Exclude images, then output the remaining data verbatim.
________
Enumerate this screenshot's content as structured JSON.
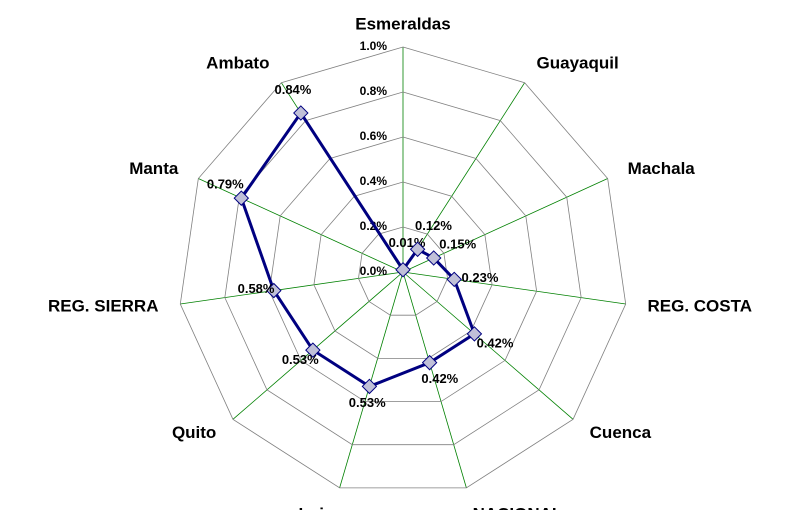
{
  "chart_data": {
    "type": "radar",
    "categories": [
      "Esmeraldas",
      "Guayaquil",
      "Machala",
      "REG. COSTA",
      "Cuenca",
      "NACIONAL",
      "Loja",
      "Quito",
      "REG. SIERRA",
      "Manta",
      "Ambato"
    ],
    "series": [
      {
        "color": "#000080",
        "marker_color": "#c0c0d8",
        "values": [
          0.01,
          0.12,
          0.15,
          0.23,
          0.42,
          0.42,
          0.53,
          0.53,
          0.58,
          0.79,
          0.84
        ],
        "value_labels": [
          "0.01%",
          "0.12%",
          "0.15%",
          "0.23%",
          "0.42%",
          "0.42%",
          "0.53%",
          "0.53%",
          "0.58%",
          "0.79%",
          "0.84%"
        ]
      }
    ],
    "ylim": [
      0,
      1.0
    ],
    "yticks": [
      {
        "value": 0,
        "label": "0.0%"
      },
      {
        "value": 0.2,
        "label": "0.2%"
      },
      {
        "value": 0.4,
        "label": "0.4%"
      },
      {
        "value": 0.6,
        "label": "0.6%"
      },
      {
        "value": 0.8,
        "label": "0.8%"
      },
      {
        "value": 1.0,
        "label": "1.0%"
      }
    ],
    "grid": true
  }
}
________
OUTPUT FOR THIS EXERCISE -
Enumerate this screenshot's content as structured JSON.
{
  "chart_data": {
    "type": "radar",
    "categories": [
      "Esmeraldas",
      "Guayaquil",
      "Machala",
      "REG. COSTA",
      "Cuenca",
      "NACIONAL",
      "Loja",
      "Quito",
      "REG. SIERRA",
      "Manta",
      "Ambato"
    ],
    "series": [
      {
        "color": "#000080",
        "marker_color": "#c0c0d8",
        "values": [
          0.01,
          0.12,
          0.15,
          0.23,
          0.42,
          0.42,
          0.53,
          0.53,
          0.58,
          0.79,
          0.84
        ],
        "value_labels": [
          "0.01%",
          "0.12%",
          "0.15%",
          "0.23%",
          "0.42%",
          "0.42%",
          "0.53%",
          "0.53%",
          "0.58%",
          "0.79%",
          "0.84%"
        ]
      }
    ],
    "ylim": [
      0,
      1.0
    ],
    "yticks": [
      {
        "value": 0,
        "label": "0.0%"
      },
      {
        "value": 0.2,
        "label": "0.2%"
      },
      {
        "value": 0.4,
        "label": "0.4%"
      },
      {
        "value": 0.6,
        "label": "0.6%"
      },
      {
        "value": 0.8,
        "label": "0.8%"
      },
      {
        "value": 1.0,
        "label": "1.0%"
      }
    ],
    "grid": true
  }
}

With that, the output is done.